### PROMPT
Write out exactly the lines running from the one that contains "Extract all readable text from this page." through the end of the material.

### EXERCISE INPUT
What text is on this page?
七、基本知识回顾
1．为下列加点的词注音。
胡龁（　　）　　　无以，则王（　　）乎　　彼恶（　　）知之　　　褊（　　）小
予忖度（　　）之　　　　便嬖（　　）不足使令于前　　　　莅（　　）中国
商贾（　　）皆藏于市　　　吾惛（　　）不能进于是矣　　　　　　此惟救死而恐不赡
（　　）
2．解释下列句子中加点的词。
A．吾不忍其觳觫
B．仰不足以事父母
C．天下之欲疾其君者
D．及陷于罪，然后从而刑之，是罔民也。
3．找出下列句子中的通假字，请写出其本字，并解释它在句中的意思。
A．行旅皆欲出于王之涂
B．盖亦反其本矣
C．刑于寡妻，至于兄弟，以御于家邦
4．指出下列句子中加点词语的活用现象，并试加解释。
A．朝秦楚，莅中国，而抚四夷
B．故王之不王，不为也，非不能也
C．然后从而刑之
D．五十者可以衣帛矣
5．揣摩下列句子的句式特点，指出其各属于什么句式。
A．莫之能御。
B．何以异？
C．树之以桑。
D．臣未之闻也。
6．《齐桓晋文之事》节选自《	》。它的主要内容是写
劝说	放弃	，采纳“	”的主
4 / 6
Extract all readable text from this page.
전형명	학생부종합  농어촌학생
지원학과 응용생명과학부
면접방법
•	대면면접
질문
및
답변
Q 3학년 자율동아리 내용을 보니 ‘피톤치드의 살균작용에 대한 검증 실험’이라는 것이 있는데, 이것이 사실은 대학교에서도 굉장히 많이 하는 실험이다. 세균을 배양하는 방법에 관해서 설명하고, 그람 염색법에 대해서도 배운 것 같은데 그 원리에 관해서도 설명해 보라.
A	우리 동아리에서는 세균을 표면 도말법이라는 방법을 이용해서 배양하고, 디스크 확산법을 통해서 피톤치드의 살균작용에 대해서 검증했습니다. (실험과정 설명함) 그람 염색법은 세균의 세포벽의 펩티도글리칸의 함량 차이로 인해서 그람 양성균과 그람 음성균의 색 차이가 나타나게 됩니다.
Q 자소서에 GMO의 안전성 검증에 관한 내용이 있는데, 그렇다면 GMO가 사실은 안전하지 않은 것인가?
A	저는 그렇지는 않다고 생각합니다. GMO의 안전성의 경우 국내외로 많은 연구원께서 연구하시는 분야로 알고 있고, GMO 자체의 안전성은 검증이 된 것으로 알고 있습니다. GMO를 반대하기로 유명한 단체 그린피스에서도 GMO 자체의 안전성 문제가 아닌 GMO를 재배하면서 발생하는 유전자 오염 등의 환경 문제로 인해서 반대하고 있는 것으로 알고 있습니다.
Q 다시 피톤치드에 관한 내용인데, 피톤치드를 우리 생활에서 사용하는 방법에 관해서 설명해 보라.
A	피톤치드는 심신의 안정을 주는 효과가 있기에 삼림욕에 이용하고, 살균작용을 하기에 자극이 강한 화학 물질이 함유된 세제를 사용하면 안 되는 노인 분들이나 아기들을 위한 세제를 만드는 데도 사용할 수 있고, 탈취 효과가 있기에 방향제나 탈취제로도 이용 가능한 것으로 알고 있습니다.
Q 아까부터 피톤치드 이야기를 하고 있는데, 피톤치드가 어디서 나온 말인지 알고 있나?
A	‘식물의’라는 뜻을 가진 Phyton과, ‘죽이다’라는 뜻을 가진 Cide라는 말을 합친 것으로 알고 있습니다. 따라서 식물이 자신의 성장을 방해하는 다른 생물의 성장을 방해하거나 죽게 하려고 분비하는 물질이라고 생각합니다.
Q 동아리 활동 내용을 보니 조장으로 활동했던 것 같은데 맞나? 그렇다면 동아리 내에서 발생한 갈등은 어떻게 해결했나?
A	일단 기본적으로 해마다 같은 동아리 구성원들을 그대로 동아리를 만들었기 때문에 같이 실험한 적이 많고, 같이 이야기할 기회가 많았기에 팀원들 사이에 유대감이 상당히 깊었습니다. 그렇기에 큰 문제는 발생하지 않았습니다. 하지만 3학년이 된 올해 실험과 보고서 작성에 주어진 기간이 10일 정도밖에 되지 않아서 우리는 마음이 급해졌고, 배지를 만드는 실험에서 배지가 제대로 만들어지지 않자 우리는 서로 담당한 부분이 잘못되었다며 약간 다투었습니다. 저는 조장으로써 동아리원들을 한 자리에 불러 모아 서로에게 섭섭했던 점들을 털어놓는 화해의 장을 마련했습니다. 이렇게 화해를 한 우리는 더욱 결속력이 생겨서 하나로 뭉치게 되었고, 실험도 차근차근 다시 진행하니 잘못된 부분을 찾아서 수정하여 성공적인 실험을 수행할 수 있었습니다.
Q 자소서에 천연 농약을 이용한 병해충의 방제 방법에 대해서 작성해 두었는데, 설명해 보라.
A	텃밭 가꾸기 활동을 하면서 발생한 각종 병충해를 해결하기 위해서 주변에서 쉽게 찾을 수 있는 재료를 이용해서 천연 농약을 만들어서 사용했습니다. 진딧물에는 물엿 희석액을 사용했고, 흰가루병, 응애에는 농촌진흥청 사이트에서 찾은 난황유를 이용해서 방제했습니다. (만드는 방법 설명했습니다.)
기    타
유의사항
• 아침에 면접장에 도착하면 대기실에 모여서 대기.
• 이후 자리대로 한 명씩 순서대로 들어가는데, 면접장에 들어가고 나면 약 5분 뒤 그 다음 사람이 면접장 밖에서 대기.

### ANSWER TO THE TASK
Extract all readable text from this page.
전형명	학생부종합  농어촌학생
지원학과 응용생명과학부
면접방법
•	대면면접
질문
및
답변
Q 3학년 자율동아리 내용을 보니 ‘피톤치드의 살균작용에 대한 검증 실험’이라는 것이 있는데, 이것이 사실은 대학교에서도 굉장히 많이 하는 실험이다. 세균을 배양하는 방법에 관해서 설명하고, 그람 염색법에 대해서도 배운 것 같은데 그 원리에 관해서도 설명해 보라.
A	우리 동아리에서는 세균을 표면 도말법이라는 방법을 이용해서 배양하고, 디스크 확산법을 통해서 피톤치드의 살균작용에 대해서 검증했습니다. (실험과정 설명함) 그람 염색법은 세균의 세포벽의 펩티도글리칸의 함량 차이로 인해서 그람 양성균과 그람 음성균의 색 차이가 나타나게 됩니다.
Q 자소서에 GMO의 안전성 검증에 관한 내용이 있는데, 그렇다면 GMO가 사실은 안전하지 않은 것인가?
A	저는 그렇지는 않다고 생각합니다. GMO의 안전성의 경우 국내외로 많은 연구원께서 연구하시는 분야로 알고 있고, GMO 자체의 안전성은 검증이 된 것으로 알고 있습니다. GMO를 반대하기로 유명한 단체 그린피스에서도 GMO 자체의 안전성 문제가 아닌 GMO를 재배하면서 발생하는 유전자 오염 등의 환경 문제로 인해서 반대하고 있는 것으로 알고 있습니다.
Q 다시 피톤치드에 관한 내용인데, 피톤치드를 우리 생활에서 사용하는 방법에 관해서 설명해 보라.
A	피톤치드는 심신의 안정을 주는 효과가 있기에 삼림욕에 이용하고, 살균작용을 하기에 자극이 강한 화학 물질이 함유된 세제를 사용하면 안 되는 노인 분들이나 아기들을 위한 세제를 만드는 데도 사용할 수 있고, 탈취 효과가 있기에 방향제나 탈취제로도 이용 가능한 것으로 알고 있습니다.
Q 아까부터 피톤치드 이야기를 하고 있는데, 피톤치드가 어디서 나온 말인지 알고 있나?
A	‘식물의’라는 뜻을 가진 Phyton과, ‘죽이다’라는 뜻을 가진 Cide라는 말을 합친 것으로 알고 있습니다. 따라서 식물이 자신의 성장을 방해하는 다른 생물의 성장을 방해하거나 죽게 하려고 분비하는 물질이라고 생각합니다.
Q 동아리 활동 내용을 보니 조장으로 활동했던 것 같은데 맞나? 그렇다면 동아리 내에서 발생한 갈등은 어떻게 해결했나?
A	일단 기본적으로 해마다 같은 동아리 구성원들을 그대로 동아리를 만들었기 때문에 같이 실험한 적이 많고, 같이 이야기할 기회가 많았기에 팀원들 사이에 유대감이 상당히 깊었습니다. 그렇기에 큰 문제는 발생하지 않았습니다. 하지만 3학년이 된 올해 실험과 보고서 작성에 주어진 기간이 10일 정도밖에 되지 않아서 우리는 마음이 급해졌고, 배지를 만드는 실험에서 배지가 제대로 만들어지지 않자 우리는 서로 담당한 부분이 잘못되었다며 약간 다투었습니다. 저는 조장으로써 동아리원들을 한 자리에 불러 모아 서로에게 섭섭했던 점들을 털어놓는 화해의 장을 마련했습니다. 이렇게 화해를 한 우리는 더욱 결속력이 생겨서 하나로 뭉치게 되었고, 실험도 차근차근 다시 진행하니 잘못된 부분을 찾아서 수정하여 성공적인 실험을 수행할 수 있었습니다.
Q 자소서에 천연 농약을 이용한 병해충의 방제 방법에 대해서 작성해 두었는데, 설명해 보라.
A	텃밭 가꾸기 활동을 하면서 발생한 각종 병충해를 해결하기 위해서 주변에서 쉽게 찾을 수 있는 재료를 이용해서 천연 농약을 만들어서 사용했습니다. 진딧물에는 물엿 희석액을 사용했고, 흰가루병, 응애에는 농촌진흥청 사이트에서 찾은 난황유를 이용해서 방제했습니다. (만드는 방법 설명했습니다.)
기    타
유의사항
• 아침에 면접장에 도착하면 대기실에 모여서 대기.
• 이후 자리대로 한 명씩 순서대로 들어가는데, 면접장에 들어가고 나면 약 5분 뒤 그 다음 사람이 면접장 밖에서 대기.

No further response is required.